[THE TASK]
Locate every line in the records below that contains the word "JSON", and copy each one.

--------

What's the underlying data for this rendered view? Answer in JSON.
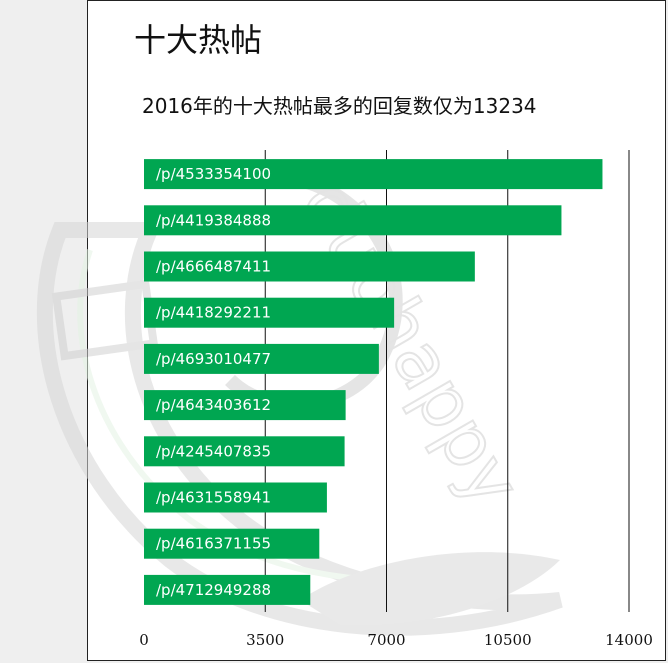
{
  "page": {
    "title": "十大热帖"
  },
  "colors": {
    "bar": "#00a651",
    "bar_shade": "#00924a",
    "grid": "#111111",
    "watermark": "#d9d9d9"
  },
  "chart_data": {
    "type": "bar",
    "orientation": "horizontal",
    "title": "2016年的十大热帖最多的回复数仅为13234",
    "categories": [
      "/p/4533354100",
      "/p/4419384888",
      "/p/4666487411",
      "/p/4418292211",
      "/p/4693010477",
      "/p/4643403612",
      "/p/4245407835",
      "/p/4631558941",
      "/p/4616371155",
      "/p/4712949288"
    ],
    "values": [
      13234,
      12050,
      9550,
      7220,
      6780,
      5820,
      5790,
      5280,
      5060,
      4800
    ],
    "xlim": [
      0,
      14000
    ],
    "xticks": [
      "0",
      "3500",
      "7000",
      "10500",
      "14000"
    ],
    "grid": "vertical",
    "legend": "none"
  }
}
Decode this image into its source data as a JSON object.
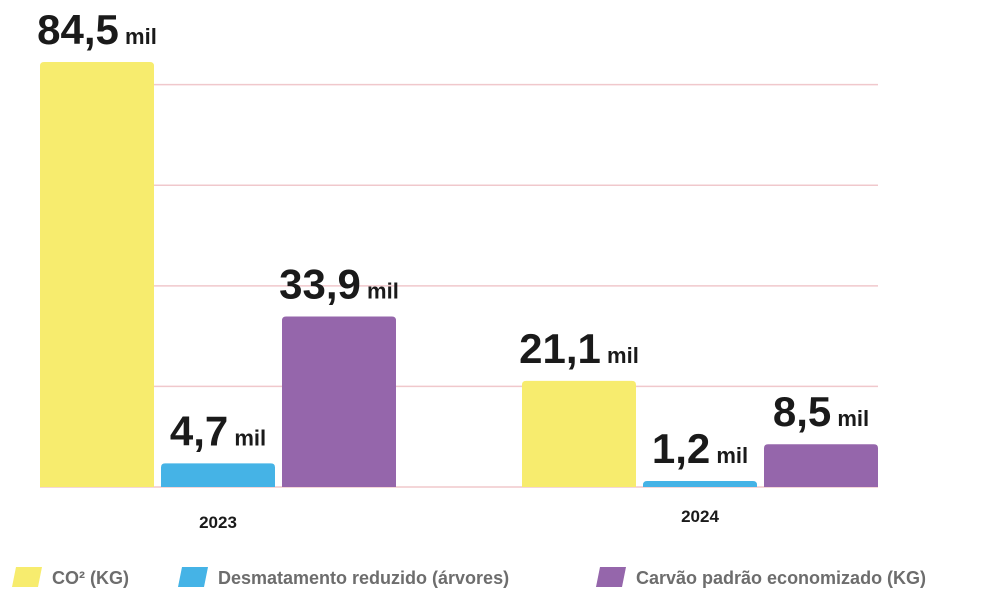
{
  "chart_data": {
    "type": "bar",
    "categories": [
      "2023",
      "2024"
    ],
    "series": [
      {
        "name": "CO² (KG)",
        "color": "#f7ec6e",
        "values": [
          84.5,
          21.1
        ],
        "value_labels": [
          "84,5 mil",
          "21,1 mil"
        ]
      },
      {
        "name": "Desmatamento reduzido (árvores)",
        "color": "#45b3e6",
        "values": [
          4.7,
          1.2
        ],
        "value_labels": [
          "4,7 mil",
          "1,2 mil"
        ]
      },
      {
        "name": "Carvão padrão economizado (KG)",
        "color": "#9566ab",
        "values": [
          33.9,
          8.5
        ],
        "value_labels": [
          "33,9 mil",
          "8,5 mil"
        ]
      }
    ],
    "ylim": [
      0,
      84.5
    ],
    "yticks": [
      20,
      40,
      60,
      80
    ],
    "grid": true,
    "grid_color": "#f0c8cc",
    "legend": "bottom"
  }
}
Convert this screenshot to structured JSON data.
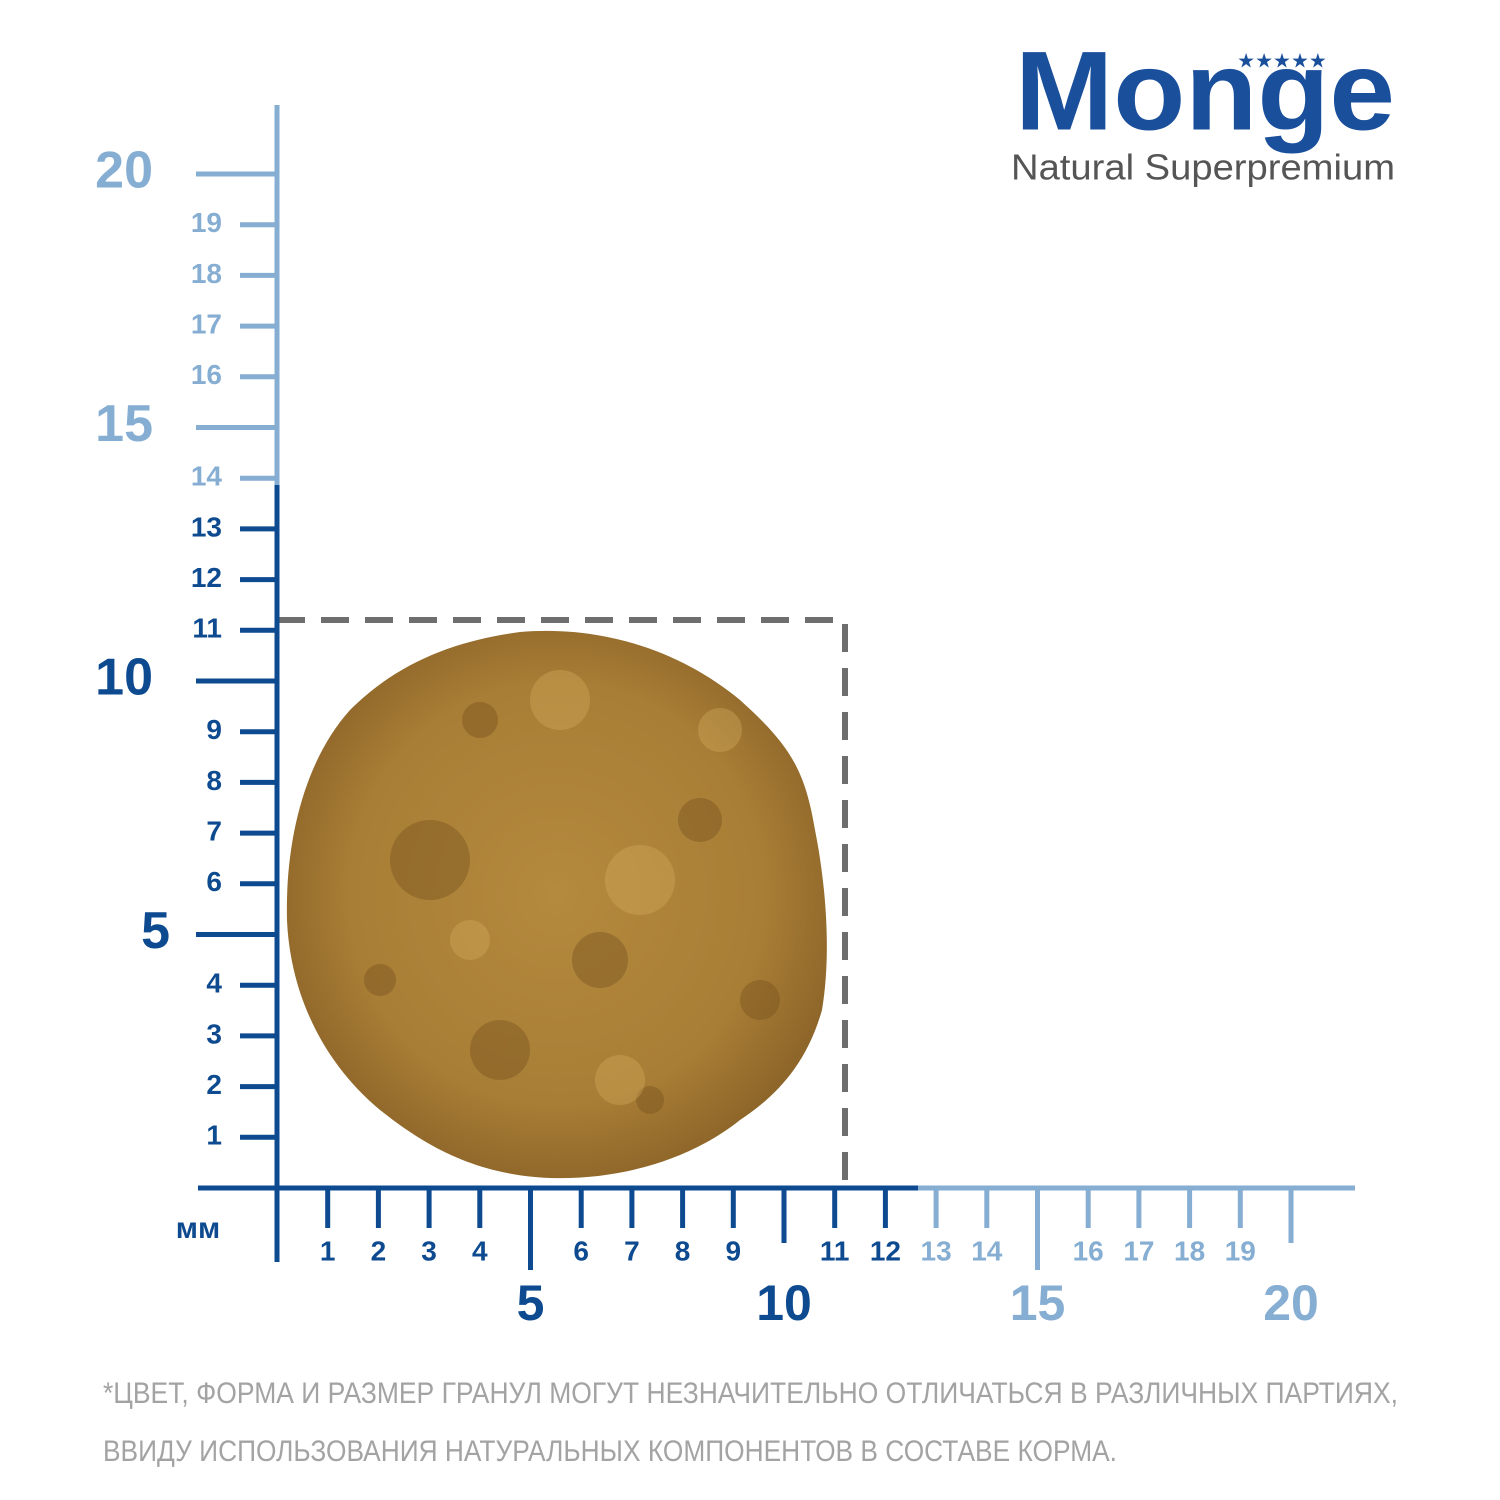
{
  "brand": {
    "name": "Monge",
    "tagline": "Natural Superpremium"
  },
  "unit": "мм",
  "y_axis": {
    "labels": [
      1,
      2,
      3,
      4,
      5,
      6,
      7,
      8,
      9,
      10,
      11,
      12,
      13,
      14,
      15,
      16,
      17,
      18,
      19,
      20
    ]
  },
  "x_axis": {
    "labels": [
      1,
      2,
      3,
      4,
      5,
      6,
      7,
      8,
      9,
      10,
      11,
      12,
      13,
      14,
      15,
      16,
      17,
      18,
      19,
      20
    ]
  },
  "footnote": [
    "*ЦВЕТ, ФОРМА И РАЗМЕР ГРАНУЛ МОГУТ НЕЗНАЧИТЕЛЬНО ОТЛИЧАТЬСЯ В РАЗЛИЧНЫХ ПАРТИЯХ,",
    "ВВИДУ ИСПОЛЬЗОВАНИЯ НАТУРАЛЬНЫХ КОМПОНЕНТОВ В СОСТАВЕ КОРМА."
  ]
}
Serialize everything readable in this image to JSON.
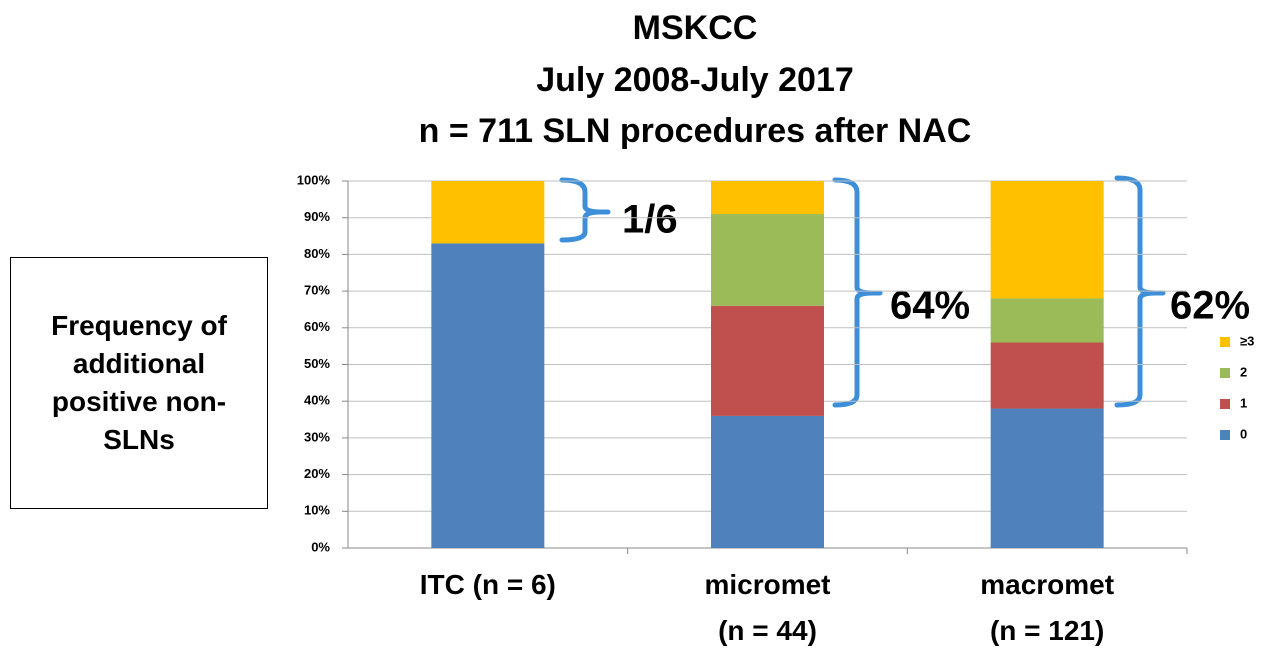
{
  "chart_data": {
    "type": "stacked_bar",
    "title": [
      "MSKCC",
      "July 2008-July 2017",
      "n = 711 SLN procedures after NAC"
    ],
    "y_label": "Frequency of additional positive non-SLNs",
    "categories": [
      "ITC (n = 6)",
      "micromet\n(n = 44)",
      "macromet\n(n = 121)"
    ],
    "series": [
      {
        "name": "0",
        "color": "#4f81bd",
        "values": [
          83,
          36,
          38
        ]
      },
      {
        "name": "1",
        "color": "#c0504d",
        "values": [
          0,
          30,
          18
        ]
      },
      {
        "name": "2",
        "color": "#9bbb59",
        "values": [
          0,
          25,
          12
        ]
      },
      {
        "name": "≥3",
        "color": "#ffc000",
        "values": [
          17,
          9,
          32
        ]
      }
    ],
    "ylim": [
      0,
      100
    ],
    "yticks": [
      {
        "value": 0,
        "label": "0%"
      },
      {
        "value": 10,
        "label": "10%"
      },
      {
        "value": 20,
        "label": "20%"
      },
      {
        "value": 30,
        "label": "30%"
      },
      {
        "value": 40,
        "label": "40%"
      },
      {
        "value": 50,
        "label": "50%"
      },
      {
        "value": 60,
        "label": "60%"
      },
      {
        "value": 70,
        "label": "70%"
      },
      {
        "value": 80,
        "label": "80%"
      },
      {
        "value": 90,
        "label": "90%"
      },
      {
        "value": 100,
        "label": "100%"
      }
    ],
    "grid": true,
    "legend": "right",
    "annotations": [
      "1/6",
      "64%",
      "62%"
    ]
  }
}
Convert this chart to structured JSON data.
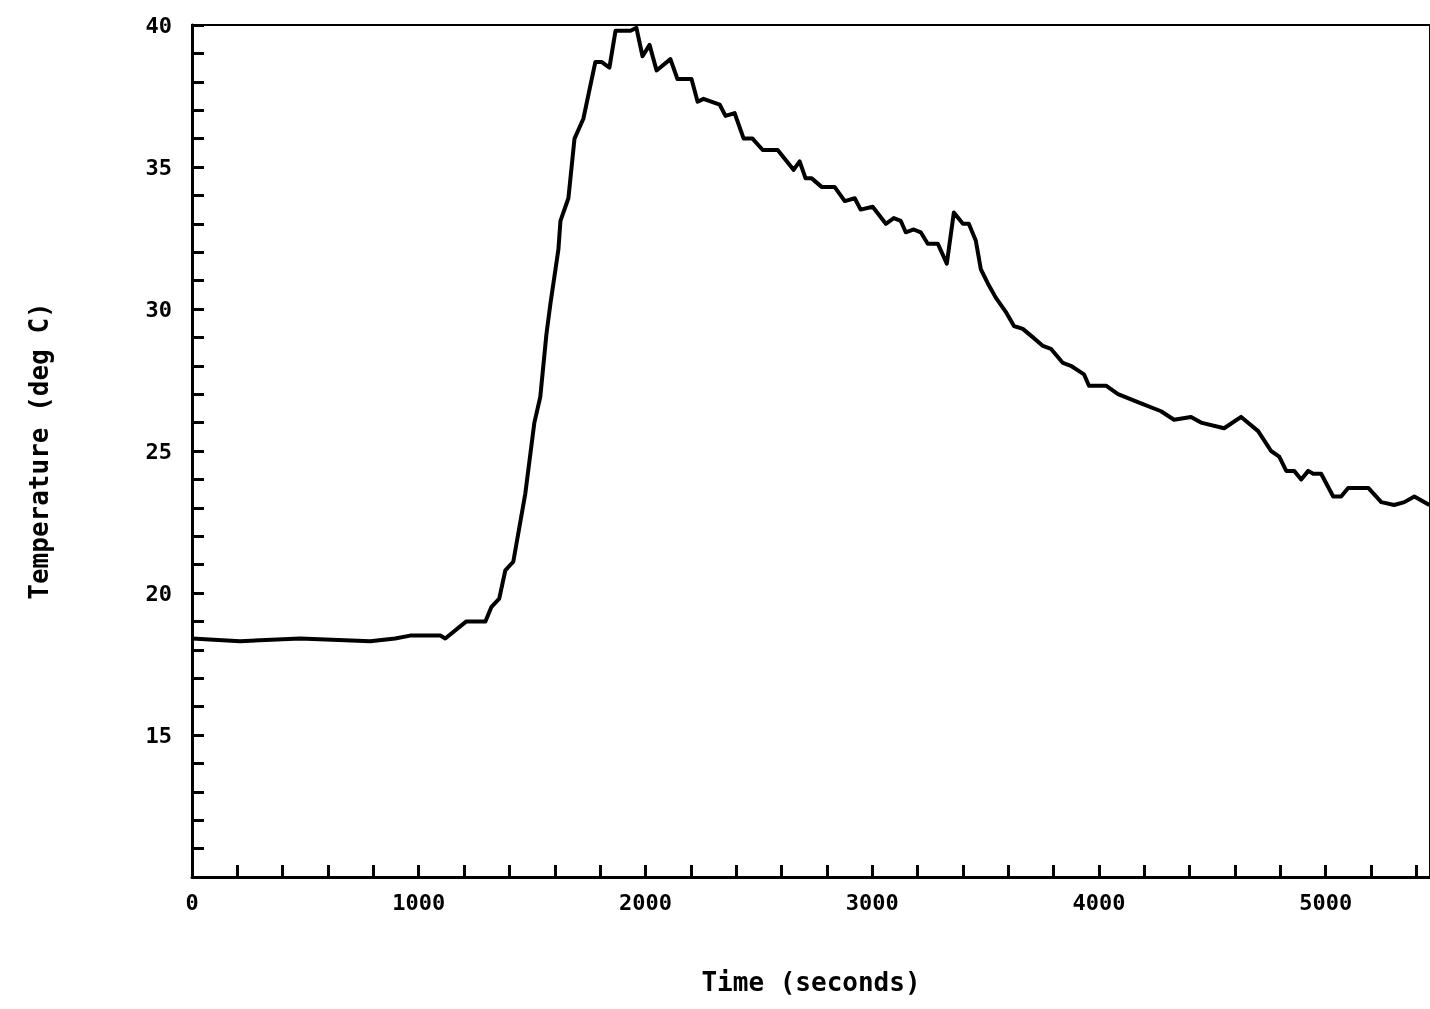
{
  "chart_data": {
    "type": "line",
    "xlabel": "Time (seconds)",
    "ylabel": "Temperature (deg C)",
    "x": [
      0,
      212,
      477,
      786,
      896,
      962,
      1095,
      1117,
      1210,
      1294,
      1320,
      1355,
      1382,
      1417,
      1470,
      1510,
      1536,
      1563,
      1581,
      1616,
      1625,
      1660,
      1687,
      1726,
      1779,
      1806,
      1841,
      1868,
      1934,
      1960,
      1987,
      2018,
      2049,
      2110,
      2141,
      2203,
      2230,
      2256,
      2327,
      2353,
      2393,
      2433,
      2472,
      2517,
      2583,
      2653,
      2680,
      2706,
      2733,
      2777,
      2834,
      2879,
      2923,
      2949,
      3002,
      3060,
      3095,
      3126,
      3148,
      3183,
      3214,
      3245,
      3289,
      3329,
      3360,
      3400,
      3426,
      3457,
      3479,
      3510,
      3545,
      3589,
      3625,
      3664,
      3709,
      3753,
      3788,
      3841,
      3876,
      3934,
      3956,
      4031,
      4084,
      4177,
      4274,
      4331,
      4406,
      4450,
      4552,
      4627,
      4702,
      4759,
      4795,
      4826,
      4861,
      4892,
      4923,
      4945,
      4980,
      5033,
      5068,
      5099,
      5188,
      5245,
      5302,
      5347,
      5391,
      5457
    ],
    "series": [
      {
        "color": "#000000",
        "values": [
          18.4,
          18.3,
          18.4,
          18.3,
          18.4,
          18.5,
          18.5,
          18.4,
          19.0,
          19.0,
          19.5,
          19.8,
          20.8,
          21.1,
          23.5,
          26.0,
          26.9,
          29.1,
          30.2,
          32.1,
          33.1,
          33.9,
          36.0,
          36.7,
          38.7,
          38.7,
          38.5,
          39.8,
          39.8,
          39.9,
          38.9,
          39.3,
          38.4,
          38.8,
          38.1,
          38.1,
          37.3,
          37.4,
          37.2,
          36.8,
          36.9,
          36.0,
          36.0,
          35.6,
          35.6,
          34.9,
          35.2,
          34.6,
          34.6,
          34.3,
          34.3,
          33.8,
          33.9,
          33.5,
          33.6,
          33.0,
          33.2,
          33.1,
          32.7,
          32.8,
          32.7,
          32.3,
          32.3,
          31.6,
          33.4,
          33.0,
          33.0,
          32.4,
          31.4,
          30.9,
          30.4,
          29.9,
          29.4,
          29.3,
          29.0,
          28.7,
          28.6,
          28.1,
          28.0,
          27.7,
          27.3,
          27.3,
          27.0,
          26.7,
          26.4,
          26.1,
          26.2,
          26.0,
          25.8,
          26.2,
          25.7,
          25.0,
          24.8,
          24.3,
          24.3,
          24.0,
          24.3,
          24.2,
          24.2,
          23.4,
          23.4,
          23.7,
          23.7,
          23.2,
          23.1,
          23.2,
          23.4,
          23.1
        ]
      }
    ],
    "xlim": [
      0,
      5460
    ],
    "xticks": [
      0,
      {
        "value": 200,
        "label": null
      },
      {
        "value": 400,
        "label": null
      },
      {
        "value": 600,
        "label": null
      },
      {
        "value": 800,
        "label": null
      },
      1000,
      {
        "value": 1200,
        "label": null
      },
      {
        "value": 1400,
        "label": null
      },
      {
        "value": 1600,
        "label": null
      },
      {
        "value": 1800,
        "label": null
      },
      2000,
      {
        "value": 2200,
        "label": null
      },
      {
        "value": 2400,
        "label": null
      },
      {
        "value": 2600,
        "label": null
      },
      {
        "value": 2800,
        "label": null
      },
      3000,
      {
        "value": 3200,
        "label": null
      },
      {
        "value": 3400,
        "label": null
      },
      {
        "value": 3600,
        "label": null
      },
      {
        "value": 3800,
        "label": null
      },
      4000,
      {
        "value": 4200,
        "label": null
      },
      {
        "value": 4400,
        "label": null
      },
      {
        "value": 4600,
        "label": null
      },
      {
        "value": 4800,
        "label": null
      },
      5000,
      {
        "value": 5200,
        "label": null
      },
      {
        "value": 5400,
        "label": null
      }
    ],
    "ylim": [
      10,
      40
    ],
    "yticks": [
      {
        "value": 11,
        "label": null
      },
      {
        "value": 12,
        "label": null
      },
      {
        "value": 13,
        "label": null
      },
      {
        "value": 14,
        "label": null
      },
      15,
      {
        "value": 16,
        "label": null
      },
      {
        "value": 17,
        "label": null
      },
      {
        "value": 18,
        "label": null
      },
      {
        "value": 19,
        "label": null
      },
      20,
      {
        "value": 21,
        "label": null
      },
      {
        "value": 22,
        "label": null
      },
      {
        "value": 23,
        "label": null
      },
      {
        "value": 24,
        "label": null
      },
      25,
      {
        "value": 26,
        "label": null
      },
      {
        "value": 27,
        "label": null
      },
      {
        "value": 28,
        "label": null
      },
      {
        "value": 29,
        "label": null
      },
      30,
      {
        "value": 31,
        "label": null
      },
      {
        "value": 32,
        "label": null
      },
      {
        "value": 33,
        "label": null
      },
      {
        "value": 34,
        "label": null
      },
      35,
      {
        "value": 36,
        "label": null
      },
      {
        "value": 37,
        "label": null
      },
      {
        "value": 38,
        "label": null
      },
      {
        "value": 39,
        "label": null
      },
      40
    ],
    "marker": "none",
    "line_style": "solid"
  }
}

--------

[COMPLETE OUTPUT]
What's the underlying data for this rendered view? Answer in JSON.
Decode this image into its source data as a JSON object.
Convert this screenshot to structured JSON data.
Serialize everything readable in this image to JSON.
Convert this chart to structured JSON data.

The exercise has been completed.